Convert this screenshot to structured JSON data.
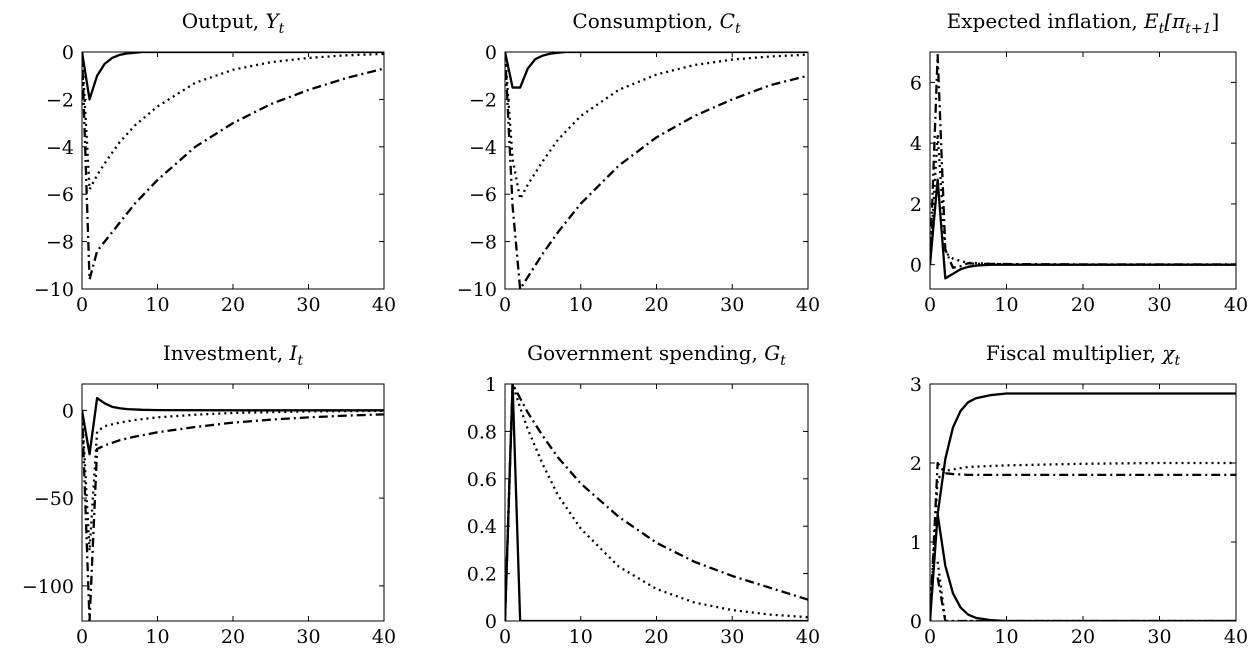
{
  "chart_data": [
    {
      "type": "line",
      "title": "Output, Yt",
      "title_main": "Output, ",
      "title_math": "Y",
      "title_sub": "t",
      "xlim": [
        0,
        40
      ],
      "ylim": [
        -10,
        0
      ],
      "xticks": [
        0,
        10,
        20,
        30,
        40
      ],
      "yticks": [
        0,
        -2,
        -4,
        -6,
        -8,
        -10
      ],
      "xtick_labels": [
        "0",
        "10",
        "20",
        "30",
        "40"
      ],
      "ytick_labels": [
        "0",
        "−2",
        "−4",
        "−6",
        "−8",
        "−10"
      ],
      "series": [
        {
          "style": "solid",
          "x": [
            0,
            1,
            2,
            3,
            4,
            5,
            6,
            7,
            8,
            10,
            15,
            20,
            30,
            40
          ],
          "y": [
            0,
            -2.0,
            -1.0,
            -0.5,
            -0.25,
            -0.12,
            -0.06,
            -0.03,
            0,
            0,
            0,
            0,
            0,
            0
          ]
        },
        {
          "style": "dotted",
          "x": [
            0,
            1,
            2,
            3,
            5,
            7,
            10,
            15,
            20,
            25,
            30,
            35,
            40
          ],
          "y": [
            0,
            -5.8,
            -5.2,
            -4.7,
            -3.8,
            -3.1,
            -2.3,
            -1.3,
            -0.75,
            -0.43,
            -0.25,
            -0.14,
            -0.08
          ]
        },
        {
          "style": "dashdot",
          "x": [
            0,
            1,
            2,
            3,
            5,
            7,
            10,
            15,
            20,
            25,
            30,
            35,
            40
          ],
          "y": [
            0,
            -9.6,
            -8.4,
            -8.0,
            -7.2,
            -6.4,
            -5.4,
            -4.0,
            -3.0,
            -2.2,
            -1.6,
            -1.1,
            -0.7
          ]
        }
      ]
    },
    {
      "type": "line",
      "title": "Consumption, Ct",
      "title_main": "Consumption, ",
      "title_math": "C",
      "title_sub": "t",
      "xlim": [
        0,
        40
      ],
      "ylim": [
        -10,
        0
      ],
      "xticks": [
        0,
        10,
        20,
        30,
        40
      ],
      "yticks": [
        0,
        -2,
        -4,
        -6,
        -8,
        -10
      ],
      "xtick_labels": [
        "0",
        "10",
        "20",
        "30",
        "40"
      ],
      "ytick_labels": [
        "0",
        "−2",
        "−4",
        "−6",
        "−8",
        "−10"
      ],
      "series": [
        {
          "style": "solid",
          "x": [
            0,
            1,
            2,
            3,
            4,
            5,
            6,
            7,
            8,
            10,
            20,
            30,
            40
          ],
          "y": [
            0,
            -1.5,
            -1.5,
            -0.7,
            -0.3,
            -0.15,
            -0.07,
            -0.03,
            0,
            0,
            0,
            0,
            0
          ]
        },
        {
          "style": "dotted",
          "x": [
            0,
            1,
            2,
            3,
            5,
            7,
            10,
            15,
            20,
            25,
            30,
            35,
            40
          ],
          "y": [
            0,
            -4.5,
            -6.2,
            -5.6,
            -4.6,
            -3.7,
            -2.7,
            -1.6,
            -0.95,
            -0.55,
            -0.32,
            -0.19,
            -0.11
          ]
        },
        {
          "style": "dashdot",
          "x": [
            0,
            1,
            2,
            3,
            5,
            7,
            10,
            15,
            20,
            25,
            30,
            35,
            40
          ],
          "y": [
            0,
            -6.5,
            -10.0,
            -9.5,
            -8.5,
            -7.6,
            -6.4,
            -4.8,
            -3.6,
            -2.7,
            -2.0,
            -1.4,
            -1.0
          ]
        }
      ]
    },
    {
      "type": "line",
      "title": "Expected inflation, Et[πt+1]",
      "title_main": "Expected inflation, ",
      "title_math": "E",
      "title_sub": "t",
      "title_tail": "[π",
      "title_sub2": "t+1",
      "title_end": "]",
      "xlim": [
        0,
        40
      ],
      "ylim": [
        -0.8,
        7.0
      ],
      "xticks": [
        0,
        10,
        20,
        30,
        40
      ],
      "yticks": [
        0,
        2,
        4,
        6
      ],
      "xtick_labels": [
        "0",
        "10",
        "20",
        "30",
        "40"
      ],
      "ytick_labels": [
        "0",
        "2",
        "4",
        "6"
      ],
      "series": [
        {
          "style": "solid",
          "x": [
            0,
            1,
            2,
            3,
            4,
            5,
            6,
            8,
            10,
            20,
            30,
            40
          ],
          "y": [
            0,
            2.8,
            -0.45,
            -0.3,
            -0.15,
            -0.07,
            -0.03,
            0,
            0,
            0,
            0,
            0
          ]
        },
        {
          "style": "dotted",
          "x": [
            0,
            1,
            2,
            3,
            4,
            5,
            10,
            20,
            30,
            40
          ],
          "y": [
            0,
            4.3,
            0.4,
            0.2,
            0.12,
            0.06,
            0.01,
            0,
            0,
            0
          ]
        },
        {
          "style": "dashdot",
          "x": [
            0,
            1,
            2,
            3,
            4,
            5,
            6,
            10,
            20,
            30,
            40
          ],
          "y": [
            0,
            6.9,
            0.5,
            -0.1,
            -0.05,
            0.05,
            0.03,
            0.02,
            0.01,
            0.01,
            0.01
          ]
        }
      ]
    },
    {
      "type": "line",
      "title": "Investment, It",
      "title_main": "Investment, ",
      "title_math": "I",
      "title_sub": "t",
      "xlim": [
        0,
        40
      ],
      "ylim": [
        -120,
        15
      ],
      "xticks": [
        0,
        10,
        20,
        30,
        40
      ],
      "yticks": [
        0,
        -50,
        -100
      ],
      "xtick_labels": [
        "0",
        "10",
        "20",
        "30",
        "40"
      ],
      "ytick_labels": [
        "0",
        "−50",
        "−100"
      ],
      "series": [
        {
          "style": "solid",
          "x": [
            0,
            1,
            2,
            3,
            4,
            5,
            6,
            8,
            10,
            20,
            30,
            40
          ],
          "y": [
            0,
            -25,
            7,
            4,
            2,
            1.2,
            0.7,
            0.3,
            0.1,
            0,
            0,
            0
          ]
        },
        {
          "style": "dotted",
          "x": [
            0,
            1,
            2,
            3,
            5,
            7,
            10,
            15,
            20,
            30,
            40
          ],
          "y": [
            0,
            -80,
            -12,
            -9,
            -7,
            -5.5,
            -4,
            -2.5,
            -1.5,
            -0.6,
            -0.3
          ]
        },
        {
          "style": "dashdot",
          "x": [
            0,
            1,
            2,
            3,
            5,
            7,
            10,
            15,
            20,
            25,
            30,
            35,
            40
          ],
          "y": [
            0,
            -120,
            -22,
            -20,
            -17,
            -15,
            -12.5,
            -9.5,
            -7,
            -5.3,
            -4,
            -3,
            -2.3
          ]
        }
      ]
    },
    {
      "type": "line",
      "title": "Government spending, Gt",
      "title_main": "Government spending, ",
      "title_math": "G",
      "title_sub": "t",
      "xlim": [
        0,
        40
      ],
      "ylim": [
        0,
        1
      ],
      "xticks": [
        0,
        10,
        20,
        30,
        40
      ],
      "yticks": [
        0,
        0.2,
        0.4,
        0.6,
        0.8,
        1
      ],
      "xtick_labels": [
        "0",
        "10",
        "20",
        "30",
        "40"
      ],
      "ytick_labels": [
        "0",
        "0.2",
        "0.4",
        "0.6",
        "0.8",
        "1"
      ],
      "series": [
        {
          "style": "solid",
          "x": [
            0,
            1,
            2,
            40
          ],
          "y": [
            0,
            1,
            0,
            0
          ]
        },
        {
          "style": "dotted",
          "x": [
            0,
            1,
            2,
            3,
            5,
            7,
            10,
            15,
            20,
            25,
            30,
            35,
            40
          ],
          "y": [
            0,
            1,
            0.9,
            0.81,
            0.66,
            0.53,
            0.39,
            0.23,
            0.135,
            0.078,
            0.046,
            0.027,
            0.016
          ]
        },
        {
          "style": "dashdot",
          "x": [
            0,
            1,
            2,
            3,
            5,
            7,
            10,
            15,
            20,
            25,
            30,
            35,
            40
          ],
          "y": [
            0,
            1,
            0.94,
            0.88,
            0.78,
            0.69,
            0.58,
            0.44,
            0.33,
            0.25,
            0.19,
            0.14,
            0.09
          ]
        }
      ]
    },
    {
      "type": "line",
      "title": "Fiscal multiplier, χt",
      "title_main": "Fiscal multiplier, ",
      "title_math": "χ",
      "title_sub": "t",
      "xlim": [
        0,
        40
      ],
      "ylim": [
        0,
        3
      ],
      "xticks": [
        0,
        10,
        20,
        30,
        40
      ],
      "yticks": [
        0,
        1,
        2,
        3
      ],
      "xtick_labels": [
        "0",
        "10",
        "20",
        "30",
        "40"
      ],
      "ytick_labels": [
        "0",
        "1",
        "2",
        "3"
      ],
      "series": [
        {
          "style": "solid",
          "x": [
            0,
            1,
            2,
            3,
            4,
            5,
            6,
            8,
            10,
            15,
            20,
            30,
            40
          ],
          "y": [
            0,
            1.35,
            2.05,
            2.45,
            2.66,
            2.77,
            2.82,
            2.86,
            2.88,
            2.88,
            2.88,
            2.88,
            2.88
          ]
        },
        {
          "style": "solid",
          "x": [
            1,
            2,
            3,
            4,
            5,
            6,
            8,
            10,
            20,
            40
          ],
          "y": [
            1.35,
            0.7,
            0.35,
            0.17,
            0.08,
            0.04,
            0.01,
            0,
            0,
            0
          ]
        },
        {
          "style": "dotted",
          "x": [
            0,
            1,
            2,
            3,
            5,
            10,
            20,
            30,
            40
          ],
          "y": [
            0,
            1.8,
            1.9,
            1.92,
            1.95,
            1.97,
            1.99,
            2.0,
            2.0
          ]
        },
        {
          "style": "dotted",
          "x": [
            1,
            2,
            3,
            40
          ],
          "y": [
            0.75,
            0,
            0,
            0
          ]
        },
        {
          "style": "dashdot",
          "x": [
            0,
            1,
            2,
            3,
            5,
            10,
            20,
            30,
            40
          ],
          "y": [
            0,
            2.0,
            1.87,
            1.86,
            1.85,
            1.85,
            1.85,
            1.85,
            1.85
          ]
        },
        {
          "style": "dashdot",
          "x": [
            1,
            2,
            40
          ],
          "y": [
            0.55,
            0,
            0
          ]
        }
      ]
    }
  ]
}
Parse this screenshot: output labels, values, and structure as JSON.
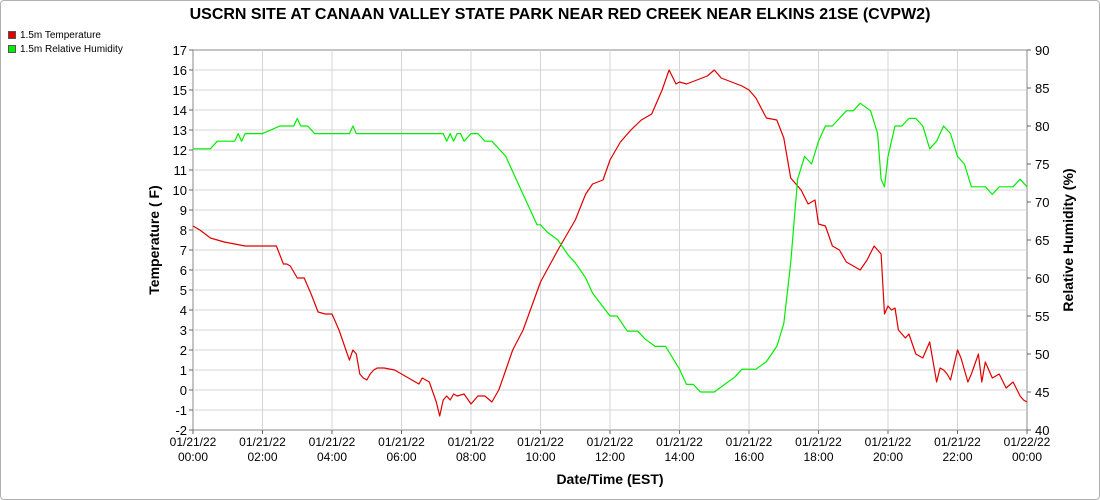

----

**What you will do**. Reply with one number: the count of lines in the entries that include the word "this".

**Exercise answer**. 2